Recorded data
—————

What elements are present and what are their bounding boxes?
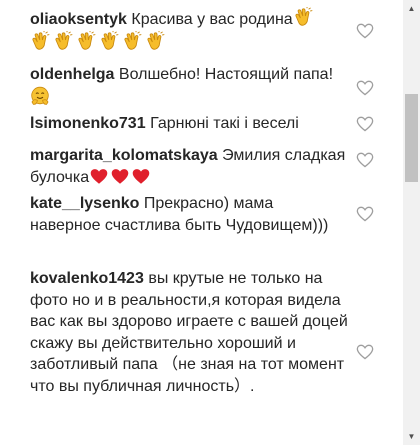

—————

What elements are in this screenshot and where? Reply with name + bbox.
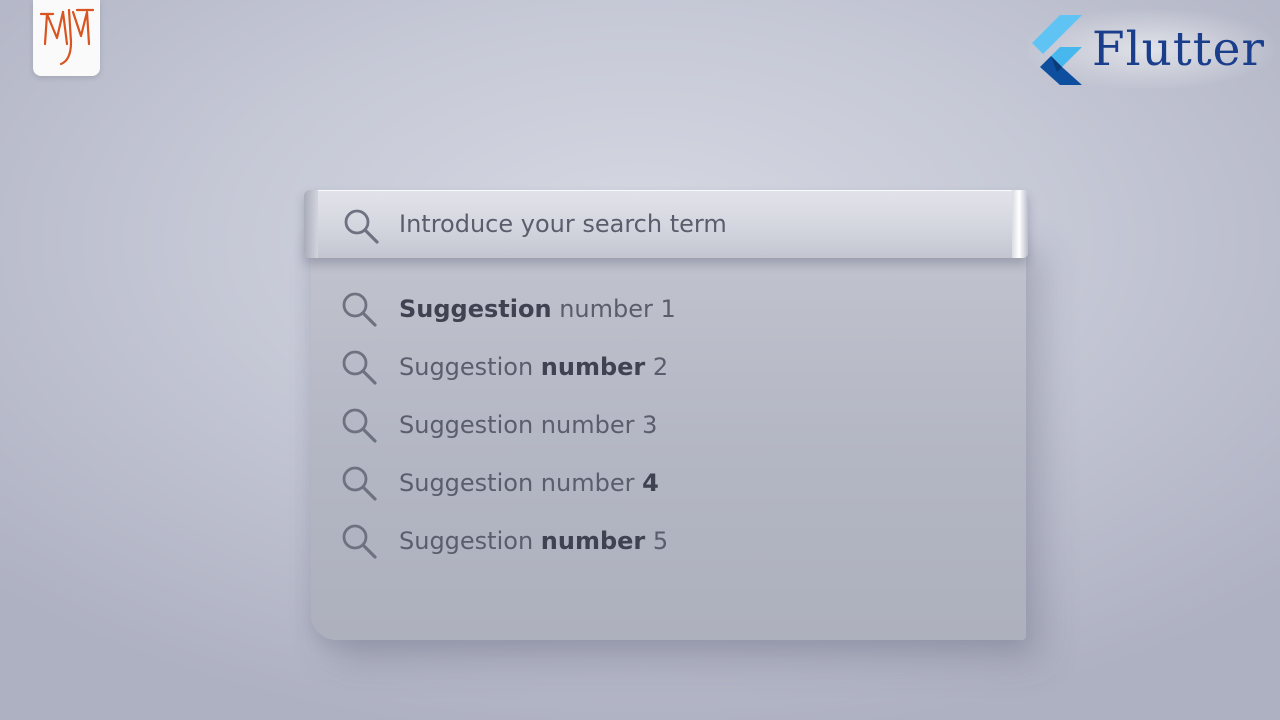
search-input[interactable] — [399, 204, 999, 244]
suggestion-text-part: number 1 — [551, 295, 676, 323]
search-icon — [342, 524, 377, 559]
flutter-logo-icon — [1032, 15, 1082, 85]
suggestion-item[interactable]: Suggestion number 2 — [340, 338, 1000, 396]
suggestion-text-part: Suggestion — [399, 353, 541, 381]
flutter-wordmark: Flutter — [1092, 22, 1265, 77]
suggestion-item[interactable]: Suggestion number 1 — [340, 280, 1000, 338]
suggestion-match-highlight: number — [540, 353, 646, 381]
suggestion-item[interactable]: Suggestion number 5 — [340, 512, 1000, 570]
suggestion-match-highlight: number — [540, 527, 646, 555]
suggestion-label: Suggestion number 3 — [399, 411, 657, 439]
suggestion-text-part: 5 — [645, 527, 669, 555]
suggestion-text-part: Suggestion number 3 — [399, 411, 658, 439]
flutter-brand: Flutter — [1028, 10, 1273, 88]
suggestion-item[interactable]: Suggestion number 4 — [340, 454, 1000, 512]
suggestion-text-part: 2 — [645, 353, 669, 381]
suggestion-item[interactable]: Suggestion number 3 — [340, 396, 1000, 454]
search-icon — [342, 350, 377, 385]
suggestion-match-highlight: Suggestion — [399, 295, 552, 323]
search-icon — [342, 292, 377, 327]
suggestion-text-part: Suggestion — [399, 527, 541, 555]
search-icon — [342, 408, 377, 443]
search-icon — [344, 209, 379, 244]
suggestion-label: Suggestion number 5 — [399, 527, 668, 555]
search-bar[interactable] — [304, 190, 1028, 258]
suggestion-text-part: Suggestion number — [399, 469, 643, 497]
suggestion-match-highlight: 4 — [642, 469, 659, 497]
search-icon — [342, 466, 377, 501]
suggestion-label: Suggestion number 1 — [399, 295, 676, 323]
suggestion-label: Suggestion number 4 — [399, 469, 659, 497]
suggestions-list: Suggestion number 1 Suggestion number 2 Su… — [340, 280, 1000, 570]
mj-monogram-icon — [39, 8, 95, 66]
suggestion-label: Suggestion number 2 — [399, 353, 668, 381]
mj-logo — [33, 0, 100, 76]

—————

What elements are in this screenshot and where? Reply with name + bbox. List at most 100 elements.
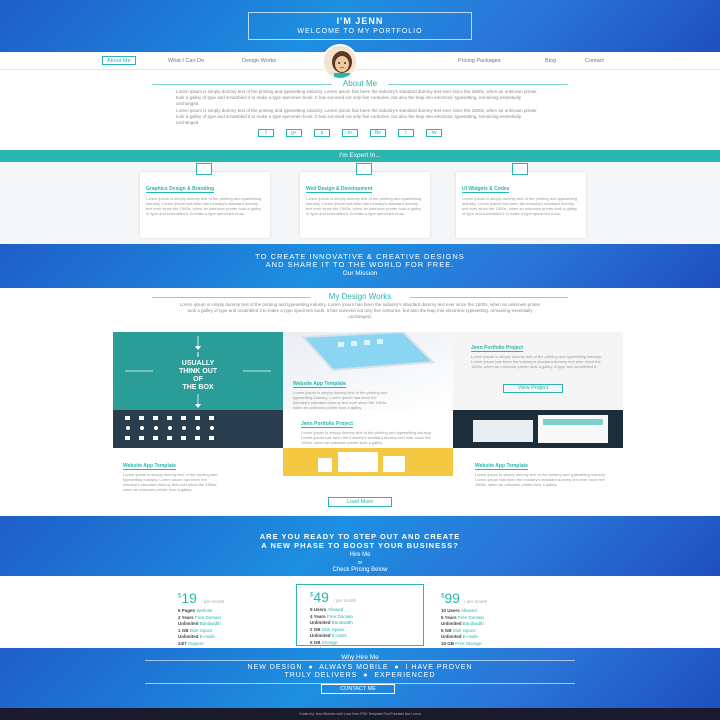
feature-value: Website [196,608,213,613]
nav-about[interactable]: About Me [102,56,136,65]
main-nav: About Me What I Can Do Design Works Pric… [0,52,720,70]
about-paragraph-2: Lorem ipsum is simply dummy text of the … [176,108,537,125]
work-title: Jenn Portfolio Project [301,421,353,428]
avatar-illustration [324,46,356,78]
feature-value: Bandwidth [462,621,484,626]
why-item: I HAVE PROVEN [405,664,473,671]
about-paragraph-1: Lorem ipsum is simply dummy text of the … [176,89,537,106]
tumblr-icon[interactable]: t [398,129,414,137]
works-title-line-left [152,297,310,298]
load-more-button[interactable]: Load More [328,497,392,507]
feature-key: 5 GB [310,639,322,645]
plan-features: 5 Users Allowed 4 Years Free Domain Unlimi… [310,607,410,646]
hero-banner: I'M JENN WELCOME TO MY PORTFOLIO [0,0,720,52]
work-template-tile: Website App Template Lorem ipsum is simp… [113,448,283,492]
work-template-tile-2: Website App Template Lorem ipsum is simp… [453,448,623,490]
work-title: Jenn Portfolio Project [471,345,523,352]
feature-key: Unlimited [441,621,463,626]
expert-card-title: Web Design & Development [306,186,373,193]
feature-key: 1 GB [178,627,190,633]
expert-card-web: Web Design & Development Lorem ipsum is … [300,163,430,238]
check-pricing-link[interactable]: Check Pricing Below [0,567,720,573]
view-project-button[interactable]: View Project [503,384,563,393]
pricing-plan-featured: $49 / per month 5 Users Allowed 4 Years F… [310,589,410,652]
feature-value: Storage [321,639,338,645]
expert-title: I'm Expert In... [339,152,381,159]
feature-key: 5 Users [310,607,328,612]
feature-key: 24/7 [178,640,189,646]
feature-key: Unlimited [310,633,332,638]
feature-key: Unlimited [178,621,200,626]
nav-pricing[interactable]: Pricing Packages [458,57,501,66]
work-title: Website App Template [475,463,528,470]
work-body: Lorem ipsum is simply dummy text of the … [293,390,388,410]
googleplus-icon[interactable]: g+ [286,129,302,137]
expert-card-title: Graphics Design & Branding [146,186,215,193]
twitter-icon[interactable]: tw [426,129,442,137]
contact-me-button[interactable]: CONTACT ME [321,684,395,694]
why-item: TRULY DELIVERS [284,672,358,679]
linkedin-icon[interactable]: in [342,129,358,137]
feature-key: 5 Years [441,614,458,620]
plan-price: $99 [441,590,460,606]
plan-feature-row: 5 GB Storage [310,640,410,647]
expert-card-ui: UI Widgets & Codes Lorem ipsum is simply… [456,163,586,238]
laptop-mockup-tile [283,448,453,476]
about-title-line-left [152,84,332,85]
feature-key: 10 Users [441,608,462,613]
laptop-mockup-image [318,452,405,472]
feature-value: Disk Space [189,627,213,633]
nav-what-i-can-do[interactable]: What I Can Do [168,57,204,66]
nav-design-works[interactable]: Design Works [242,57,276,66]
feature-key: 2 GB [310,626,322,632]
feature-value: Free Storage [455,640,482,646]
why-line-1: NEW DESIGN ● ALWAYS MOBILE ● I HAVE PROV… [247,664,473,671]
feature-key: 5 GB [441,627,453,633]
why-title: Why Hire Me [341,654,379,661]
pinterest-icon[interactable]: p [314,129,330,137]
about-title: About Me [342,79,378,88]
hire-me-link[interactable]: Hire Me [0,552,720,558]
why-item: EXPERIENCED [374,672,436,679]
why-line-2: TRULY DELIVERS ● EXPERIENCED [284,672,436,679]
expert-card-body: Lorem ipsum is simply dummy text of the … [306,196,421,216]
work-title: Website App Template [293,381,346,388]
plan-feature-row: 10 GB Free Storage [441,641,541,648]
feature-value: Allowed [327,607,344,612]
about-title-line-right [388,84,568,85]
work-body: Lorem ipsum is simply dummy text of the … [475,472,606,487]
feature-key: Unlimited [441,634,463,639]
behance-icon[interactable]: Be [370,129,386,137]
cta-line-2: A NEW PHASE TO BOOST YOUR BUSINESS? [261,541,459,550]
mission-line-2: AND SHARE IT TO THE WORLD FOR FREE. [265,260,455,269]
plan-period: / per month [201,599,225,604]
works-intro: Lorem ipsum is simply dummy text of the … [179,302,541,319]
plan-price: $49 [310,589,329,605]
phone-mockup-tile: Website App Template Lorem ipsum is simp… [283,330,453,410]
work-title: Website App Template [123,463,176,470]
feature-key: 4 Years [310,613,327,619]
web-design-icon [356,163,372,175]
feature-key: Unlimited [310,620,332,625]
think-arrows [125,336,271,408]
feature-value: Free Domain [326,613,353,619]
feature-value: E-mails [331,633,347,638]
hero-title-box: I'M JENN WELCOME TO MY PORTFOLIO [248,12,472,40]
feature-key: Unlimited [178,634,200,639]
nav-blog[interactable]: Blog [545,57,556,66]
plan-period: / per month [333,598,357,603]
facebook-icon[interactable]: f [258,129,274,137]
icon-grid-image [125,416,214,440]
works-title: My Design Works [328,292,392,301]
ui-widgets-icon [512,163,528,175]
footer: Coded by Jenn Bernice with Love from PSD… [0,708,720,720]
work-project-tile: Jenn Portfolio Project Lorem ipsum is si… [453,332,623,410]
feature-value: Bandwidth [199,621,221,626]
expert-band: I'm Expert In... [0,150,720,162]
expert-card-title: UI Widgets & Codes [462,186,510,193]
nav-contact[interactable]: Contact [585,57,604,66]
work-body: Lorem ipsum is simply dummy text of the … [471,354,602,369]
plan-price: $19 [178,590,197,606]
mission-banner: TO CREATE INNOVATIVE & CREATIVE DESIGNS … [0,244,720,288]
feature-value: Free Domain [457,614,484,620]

—————

Reproduce verbatim the data from the line containing "most 100 elements." up to and including the line containing "why-item: I HAVE PROVEN [405,664,473,671]". Omit the picture from your output.

What elements are in this screenshot and where? Reply with name + bbox. List at most 100 elements.
feature-value: Website [196,608,213,613]
nav-about[interactable]: About Me [102,56,136,65]
main-nav: About Me What I Can Do Design Works Pric… [0,52,720,70]
about-paragraph-2: Lorem ipsum is simply dummy text of the … [176,108,537,125]
work-title: Jenn Portfolio Project [301,421,353,428]
avatar-illustration [324,46,356,78]
feature-value: Bandwidth [462,621,484,626]
why-item: I HAVE PROVEN [405,664,473,671]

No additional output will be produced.